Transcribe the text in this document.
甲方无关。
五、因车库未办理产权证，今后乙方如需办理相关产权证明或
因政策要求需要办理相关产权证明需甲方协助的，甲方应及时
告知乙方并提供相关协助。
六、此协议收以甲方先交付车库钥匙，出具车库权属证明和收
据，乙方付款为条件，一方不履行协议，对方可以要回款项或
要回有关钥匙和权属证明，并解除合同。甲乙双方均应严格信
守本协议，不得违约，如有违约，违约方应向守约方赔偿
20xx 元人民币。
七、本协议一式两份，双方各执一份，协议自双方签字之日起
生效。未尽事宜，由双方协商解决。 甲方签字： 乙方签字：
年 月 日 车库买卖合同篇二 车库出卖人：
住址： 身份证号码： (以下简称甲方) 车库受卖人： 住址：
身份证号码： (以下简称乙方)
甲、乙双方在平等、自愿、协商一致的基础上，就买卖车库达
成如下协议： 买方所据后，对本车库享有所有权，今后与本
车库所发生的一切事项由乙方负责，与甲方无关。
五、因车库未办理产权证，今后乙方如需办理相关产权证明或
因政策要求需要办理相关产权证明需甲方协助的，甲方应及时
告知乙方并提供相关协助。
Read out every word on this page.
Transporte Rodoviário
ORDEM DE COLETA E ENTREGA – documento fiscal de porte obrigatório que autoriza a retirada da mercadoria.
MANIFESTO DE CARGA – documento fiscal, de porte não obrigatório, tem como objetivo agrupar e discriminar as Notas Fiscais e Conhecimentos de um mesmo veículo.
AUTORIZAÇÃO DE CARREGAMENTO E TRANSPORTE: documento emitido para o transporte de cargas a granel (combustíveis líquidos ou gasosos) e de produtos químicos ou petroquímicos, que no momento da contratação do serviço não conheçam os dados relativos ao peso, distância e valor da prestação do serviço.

What to produce:
Copy every line above that includes the string "this".

Answer:
Transcribe the text in this document.
Read out every word on this page.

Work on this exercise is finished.